AIM
Reproduce the entries word for word, and omit any picture you find in them.

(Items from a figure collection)
☆ ☆ ☆ ☆ ☆

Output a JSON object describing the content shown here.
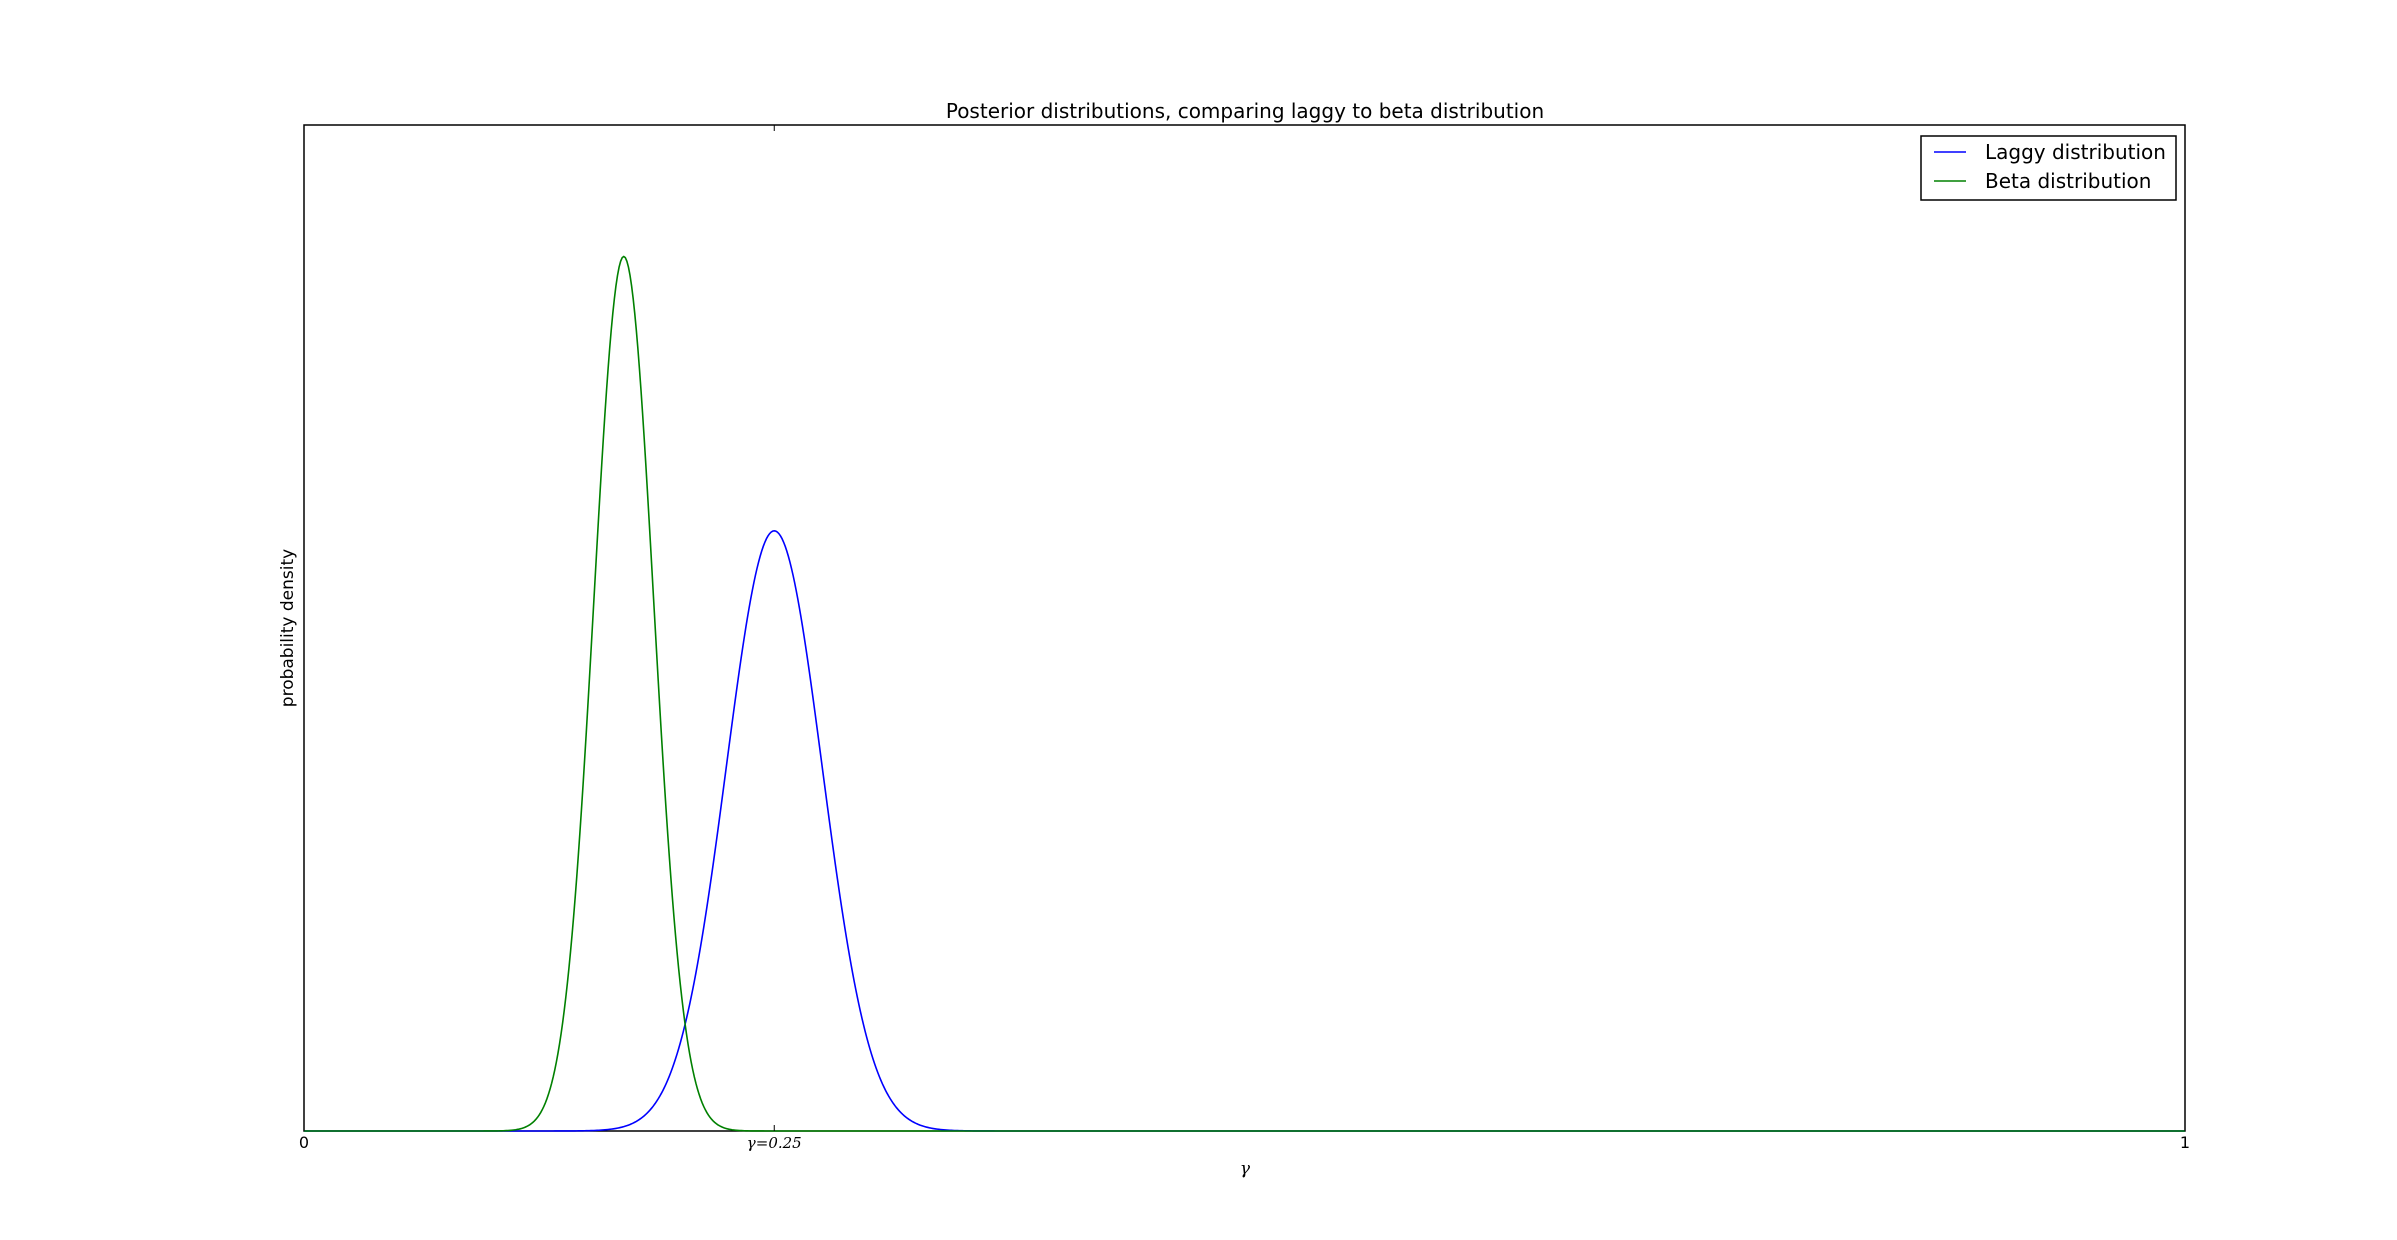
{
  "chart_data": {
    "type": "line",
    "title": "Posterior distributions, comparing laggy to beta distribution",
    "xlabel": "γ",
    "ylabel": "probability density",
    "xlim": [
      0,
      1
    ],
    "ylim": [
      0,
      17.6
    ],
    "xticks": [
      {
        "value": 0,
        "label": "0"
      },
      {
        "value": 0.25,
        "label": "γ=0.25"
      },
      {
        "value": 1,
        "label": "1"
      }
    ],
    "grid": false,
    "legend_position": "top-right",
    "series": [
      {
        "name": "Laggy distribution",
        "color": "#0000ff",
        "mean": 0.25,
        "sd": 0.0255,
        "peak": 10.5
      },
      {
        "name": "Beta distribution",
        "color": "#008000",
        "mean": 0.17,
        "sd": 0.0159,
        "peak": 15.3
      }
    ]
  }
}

☆ ☆ ☆ ☆ ☆

EXERCISE RESULT
Output a JSON object describing the content shown here.
{
  "chart_data": {
    "type": "line",
    "title": "Posterior distributions, comparing laggy to beta distribution",
    "xlabel": "γ",
    "ylabel": "probability density",
    "xlim": [
      0,
      1
    ],
    "ylim": [
      0,
      17.6
    ],
    "xticks": [
      {
        "value": 0,
        "label": "0"
      },
      {
        "value": 0.25,
        "label": "γ=0.25"
      },
      {
        "value": 1,
        "label": "1"
      }
    ],
    "grid": false,
    "legend_position": "top-right",
    "series": [
      {
        "name": "Laggy distribution",
        "color": "#0000ff",
        "mean": 0.25,
        "sd": 0.0255,
        "peak": 10.5
      },
      {
        "name": "Beta distribution",
        "color": "#008000",
        "mean": 0.17,
        "sd": 0.0159,
        "peak": 15.3
      }
    ]
  }
}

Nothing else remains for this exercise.